▶ [What the exercise asks]
Pull out every line below containing the word "interior".

▶ [Material for the task]
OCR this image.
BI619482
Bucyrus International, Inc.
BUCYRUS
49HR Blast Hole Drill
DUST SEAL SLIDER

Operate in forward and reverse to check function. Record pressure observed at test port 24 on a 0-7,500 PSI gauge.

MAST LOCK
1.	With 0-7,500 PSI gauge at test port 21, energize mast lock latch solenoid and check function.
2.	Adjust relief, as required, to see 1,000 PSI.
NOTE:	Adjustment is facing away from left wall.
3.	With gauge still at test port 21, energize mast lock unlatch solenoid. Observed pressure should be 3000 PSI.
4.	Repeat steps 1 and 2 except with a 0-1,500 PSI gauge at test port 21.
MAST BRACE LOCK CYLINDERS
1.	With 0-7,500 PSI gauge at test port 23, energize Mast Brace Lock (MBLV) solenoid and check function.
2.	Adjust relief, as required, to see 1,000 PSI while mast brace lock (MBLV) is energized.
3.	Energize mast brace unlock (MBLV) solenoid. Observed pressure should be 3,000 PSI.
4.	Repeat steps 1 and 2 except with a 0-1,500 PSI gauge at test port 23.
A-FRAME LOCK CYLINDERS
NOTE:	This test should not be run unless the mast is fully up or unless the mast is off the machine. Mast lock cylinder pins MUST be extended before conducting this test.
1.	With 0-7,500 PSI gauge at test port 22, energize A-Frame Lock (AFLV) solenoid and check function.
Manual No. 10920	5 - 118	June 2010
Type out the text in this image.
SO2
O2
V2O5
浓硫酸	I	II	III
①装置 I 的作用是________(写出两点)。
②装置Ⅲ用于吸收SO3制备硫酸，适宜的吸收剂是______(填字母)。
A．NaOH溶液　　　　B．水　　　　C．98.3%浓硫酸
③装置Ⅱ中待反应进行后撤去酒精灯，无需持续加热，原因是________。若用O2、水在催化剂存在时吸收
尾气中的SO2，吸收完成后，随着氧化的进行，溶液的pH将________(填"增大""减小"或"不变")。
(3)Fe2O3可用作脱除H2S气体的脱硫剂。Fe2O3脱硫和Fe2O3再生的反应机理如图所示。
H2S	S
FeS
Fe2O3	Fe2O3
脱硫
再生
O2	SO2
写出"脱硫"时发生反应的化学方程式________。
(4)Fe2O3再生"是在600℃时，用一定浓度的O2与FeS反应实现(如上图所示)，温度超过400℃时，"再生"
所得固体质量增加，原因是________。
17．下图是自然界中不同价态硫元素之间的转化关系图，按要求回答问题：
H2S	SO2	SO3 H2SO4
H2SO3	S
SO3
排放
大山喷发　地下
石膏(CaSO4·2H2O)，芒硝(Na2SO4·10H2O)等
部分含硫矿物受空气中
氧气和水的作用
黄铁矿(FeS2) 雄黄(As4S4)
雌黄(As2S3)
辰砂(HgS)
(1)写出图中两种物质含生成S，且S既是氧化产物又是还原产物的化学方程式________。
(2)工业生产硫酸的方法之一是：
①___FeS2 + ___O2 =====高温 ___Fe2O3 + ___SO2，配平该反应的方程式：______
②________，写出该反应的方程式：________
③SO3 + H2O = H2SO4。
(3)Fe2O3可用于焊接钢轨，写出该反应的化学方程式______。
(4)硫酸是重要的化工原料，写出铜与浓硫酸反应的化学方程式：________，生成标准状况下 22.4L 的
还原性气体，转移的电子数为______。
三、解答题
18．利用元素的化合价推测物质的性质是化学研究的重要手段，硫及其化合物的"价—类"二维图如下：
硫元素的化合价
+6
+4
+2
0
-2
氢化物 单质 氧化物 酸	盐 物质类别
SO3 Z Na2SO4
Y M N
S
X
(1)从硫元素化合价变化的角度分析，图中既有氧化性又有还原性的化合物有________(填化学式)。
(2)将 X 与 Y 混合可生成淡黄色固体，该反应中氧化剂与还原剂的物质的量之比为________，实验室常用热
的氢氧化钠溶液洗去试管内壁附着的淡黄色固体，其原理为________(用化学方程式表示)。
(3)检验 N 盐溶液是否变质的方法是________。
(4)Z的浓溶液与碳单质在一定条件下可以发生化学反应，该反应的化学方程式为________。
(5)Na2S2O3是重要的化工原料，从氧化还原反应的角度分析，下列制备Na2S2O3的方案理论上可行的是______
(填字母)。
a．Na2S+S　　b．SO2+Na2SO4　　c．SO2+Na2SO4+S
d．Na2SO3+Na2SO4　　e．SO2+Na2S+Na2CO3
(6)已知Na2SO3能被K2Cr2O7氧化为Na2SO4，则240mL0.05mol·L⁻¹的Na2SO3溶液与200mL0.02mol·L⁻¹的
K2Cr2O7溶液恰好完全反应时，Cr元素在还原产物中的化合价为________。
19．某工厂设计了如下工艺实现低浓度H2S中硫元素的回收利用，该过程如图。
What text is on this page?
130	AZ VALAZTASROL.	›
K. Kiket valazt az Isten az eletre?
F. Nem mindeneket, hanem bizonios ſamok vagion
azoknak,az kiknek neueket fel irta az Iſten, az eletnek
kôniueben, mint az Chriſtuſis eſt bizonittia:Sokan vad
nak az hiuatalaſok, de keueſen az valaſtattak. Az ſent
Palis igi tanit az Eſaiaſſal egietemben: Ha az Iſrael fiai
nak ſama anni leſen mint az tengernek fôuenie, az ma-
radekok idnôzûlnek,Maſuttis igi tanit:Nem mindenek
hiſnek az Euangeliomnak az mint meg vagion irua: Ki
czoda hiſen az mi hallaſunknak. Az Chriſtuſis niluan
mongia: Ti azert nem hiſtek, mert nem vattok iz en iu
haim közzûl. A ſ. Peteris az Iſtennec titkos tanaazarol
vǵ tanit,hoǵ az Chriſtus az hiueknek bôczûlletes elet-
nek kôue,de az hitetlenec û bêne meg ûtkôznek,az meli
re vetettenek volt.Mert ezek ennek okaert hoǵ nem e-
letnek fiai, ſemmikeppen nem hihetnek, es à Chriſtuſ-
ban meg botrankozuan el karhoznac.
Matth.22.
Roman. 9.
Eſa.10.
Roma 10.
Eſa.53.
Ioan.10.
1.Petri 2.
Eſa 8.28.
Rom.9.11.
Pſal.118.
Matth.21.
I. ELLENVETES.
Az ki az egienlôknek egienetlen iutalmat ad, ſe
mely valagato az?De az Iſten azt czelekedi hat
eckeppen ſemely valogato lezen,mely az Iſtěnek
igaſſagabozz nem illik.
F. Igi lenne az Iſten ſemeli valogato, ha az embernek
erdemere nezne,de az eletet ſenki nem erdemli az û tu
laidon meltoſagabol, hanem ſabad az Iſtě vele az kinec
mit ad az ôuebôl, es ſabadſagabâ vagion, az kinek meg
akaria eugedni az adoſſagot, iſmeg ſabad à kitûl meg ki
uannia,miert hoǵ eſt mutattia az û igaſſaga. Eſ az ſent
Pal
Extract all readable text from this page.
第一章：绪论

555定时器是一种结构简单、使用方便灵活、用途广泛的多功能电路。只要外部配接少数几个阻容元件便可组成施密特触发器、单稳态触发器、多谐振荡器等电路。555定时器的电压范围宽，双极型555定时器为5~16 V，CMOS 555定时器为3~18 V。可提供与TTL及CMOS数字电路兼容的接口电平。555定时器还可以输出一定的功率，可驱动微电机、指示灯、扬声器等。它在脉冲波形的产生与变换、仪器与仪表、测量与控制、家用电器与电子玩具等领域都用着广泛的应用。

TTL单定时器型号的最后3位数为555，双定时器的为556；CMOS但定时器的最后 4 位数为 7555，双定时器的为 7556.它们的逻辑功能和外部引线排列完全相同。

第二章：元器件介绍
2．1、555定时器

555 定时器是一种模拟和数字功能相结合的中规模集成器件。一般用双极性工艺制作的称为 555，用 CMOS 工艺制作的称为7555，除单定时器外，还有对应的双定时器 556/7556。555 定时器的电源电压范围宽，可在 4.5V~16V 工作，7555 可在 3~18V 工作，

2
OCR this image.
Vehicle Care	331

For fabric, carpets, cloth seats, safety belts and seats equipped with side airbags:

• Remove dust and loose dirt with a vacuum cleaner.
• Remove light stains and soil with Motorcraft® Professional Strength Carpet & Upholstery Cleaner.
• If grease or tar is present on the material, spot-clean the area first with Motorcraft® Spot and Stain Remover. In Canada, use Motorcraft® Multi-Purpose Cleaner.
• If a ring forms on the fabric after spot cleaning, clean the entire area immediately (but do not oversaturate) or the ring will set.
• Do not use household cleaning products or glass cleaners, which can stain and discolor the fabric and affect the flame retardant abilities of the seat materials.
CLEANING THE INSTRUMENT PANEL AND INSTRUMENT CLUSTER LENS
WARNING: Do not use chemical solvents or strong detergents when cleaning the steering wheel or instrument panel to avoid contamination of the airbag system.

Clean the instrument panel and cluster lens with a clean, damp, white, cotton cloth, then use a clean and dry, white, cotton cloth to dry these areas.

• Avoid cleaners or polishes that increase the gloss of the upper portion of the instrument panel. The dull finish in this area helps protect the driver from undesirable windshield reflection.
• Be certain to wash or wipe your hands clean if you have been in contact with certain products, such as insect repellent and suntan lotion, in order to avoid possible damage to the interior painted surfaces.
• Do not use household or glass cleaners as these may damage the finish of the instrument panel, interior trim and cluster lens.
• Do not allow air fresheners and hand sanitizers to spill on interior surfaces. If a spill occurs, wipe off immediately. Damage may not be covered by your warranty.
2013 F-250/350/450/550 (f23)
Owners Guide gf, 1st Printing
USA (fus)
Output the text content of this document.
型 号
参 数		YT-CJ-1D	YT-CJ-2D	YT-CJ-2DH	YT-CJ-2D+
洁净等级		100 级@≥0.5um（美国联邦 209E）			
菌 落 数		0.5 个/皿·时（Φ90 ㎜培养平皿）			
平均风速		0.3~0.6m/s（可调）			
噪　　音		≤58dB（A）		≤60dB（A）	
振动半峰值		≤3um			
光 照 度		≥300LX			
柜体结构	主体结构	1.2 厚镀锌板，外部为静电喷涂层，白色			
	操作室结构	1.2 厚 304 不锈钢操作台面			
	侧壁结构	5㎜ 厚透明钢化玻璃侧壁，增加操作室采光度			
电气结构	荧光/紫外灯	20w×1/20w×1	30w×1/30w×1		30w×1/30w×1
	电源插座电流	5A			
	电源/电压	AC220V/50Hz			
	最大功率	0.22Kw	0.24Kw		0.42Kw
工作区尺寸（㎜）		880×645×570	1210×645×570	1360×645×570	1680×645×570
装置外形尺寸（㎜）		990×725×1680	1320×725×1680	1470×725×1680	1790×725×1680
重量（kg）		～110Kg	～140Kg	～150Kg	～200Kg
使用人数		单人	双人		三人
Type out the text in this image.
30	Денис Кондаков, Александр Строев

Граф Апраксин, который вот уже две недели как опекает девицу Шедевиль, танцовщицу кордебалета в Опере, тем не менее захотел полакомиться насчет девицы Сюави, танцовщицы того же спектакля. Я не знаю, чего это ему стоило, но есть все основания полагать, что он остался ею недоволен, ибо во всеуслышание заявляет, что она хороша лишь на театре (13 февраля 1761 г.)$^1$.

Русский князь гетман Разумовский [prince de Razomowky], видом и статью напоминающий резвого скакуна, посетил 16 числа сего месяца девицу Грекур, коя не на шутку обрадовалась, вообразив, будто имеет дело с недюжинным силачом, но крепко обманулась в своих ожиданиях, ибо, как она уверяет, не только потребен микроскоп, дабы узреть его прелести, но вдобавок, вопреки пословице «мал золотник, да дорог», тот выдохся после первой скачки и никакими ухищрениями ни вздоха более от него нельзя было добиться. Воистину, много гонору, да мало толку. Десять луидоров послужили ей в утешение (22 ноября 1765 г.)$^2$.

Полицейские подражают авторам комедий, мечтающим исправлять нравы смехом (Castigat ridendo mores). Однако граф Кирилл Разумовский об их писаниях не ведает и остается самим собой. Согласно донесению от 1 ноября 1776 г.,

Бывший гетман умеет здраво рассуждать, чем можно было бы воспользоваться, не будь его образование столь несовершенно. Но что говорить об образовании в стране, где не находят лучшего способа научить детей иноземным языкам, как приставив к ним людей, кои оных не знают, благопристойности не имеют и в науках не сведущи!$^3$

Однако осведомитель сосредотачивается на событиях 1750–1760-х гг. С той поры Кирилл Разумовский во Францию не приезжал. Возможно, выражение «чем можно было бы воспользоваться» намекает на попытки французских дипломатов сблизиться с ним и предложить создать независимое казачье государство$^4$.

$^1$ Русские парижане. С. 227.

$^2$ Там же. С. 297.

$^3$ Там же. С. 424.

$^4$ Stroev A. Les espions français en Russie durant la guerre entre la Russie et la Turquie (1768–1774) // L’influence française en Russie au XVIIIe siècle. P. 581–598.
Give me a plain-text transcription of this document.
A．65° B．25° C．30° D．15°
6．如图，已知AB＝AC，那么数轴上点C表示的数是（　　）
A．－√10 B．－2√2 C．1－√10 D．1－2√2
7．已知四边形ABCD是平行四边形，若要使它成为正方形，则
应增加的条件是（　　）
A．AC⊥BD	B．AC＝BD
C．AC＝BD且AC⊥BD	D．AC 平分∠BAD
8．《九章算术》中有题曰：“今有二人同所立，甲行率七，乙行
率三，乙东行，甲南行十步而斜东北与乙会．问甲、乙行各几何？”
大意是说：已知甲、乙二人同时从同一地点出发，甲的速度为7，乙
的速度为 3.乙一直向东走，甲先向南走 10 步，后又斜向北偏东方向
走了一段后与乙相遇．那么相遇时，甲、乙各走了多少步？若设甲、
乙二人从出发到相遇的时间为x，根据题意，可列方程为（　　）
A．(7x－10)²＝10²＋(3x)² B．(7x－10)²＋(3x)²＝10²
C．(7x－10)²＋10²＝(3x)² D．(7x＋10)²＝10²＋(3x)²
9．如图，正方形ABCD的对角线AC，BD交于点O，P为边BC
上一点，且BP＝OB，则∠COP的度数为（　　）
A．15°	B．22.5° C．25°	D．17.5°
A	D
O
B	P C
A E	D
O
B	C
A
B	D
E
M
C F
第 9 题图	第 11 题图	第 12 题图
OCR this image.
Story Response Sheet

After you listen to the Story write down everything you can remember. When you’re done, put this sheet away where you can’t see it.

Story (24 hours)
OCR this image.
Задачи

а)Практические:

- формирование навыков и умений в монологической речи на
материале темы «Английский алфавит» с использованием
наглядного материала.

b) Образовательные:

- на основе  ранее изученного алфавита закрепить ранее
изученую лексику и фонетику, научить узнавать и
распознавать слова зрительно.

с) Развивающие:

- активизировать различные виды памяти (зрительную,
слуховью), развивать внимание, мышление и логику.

▶ [The result]
• Be certain to wash or wipe your hands clean if you have been in contact with certain products, such as insect repellent and suntan lotion, in order to avoid possible damage to the interior painted surfaces.
• Do not use household or glass cleaners as these may damage the finish of the instrument panel, interior trim and cluster lens.
• Do not allow air fresheners and hand sanitizers to spill on interior surfaces. If a spill occurs, wipe off immediately. Damage may not be covered by your warranty.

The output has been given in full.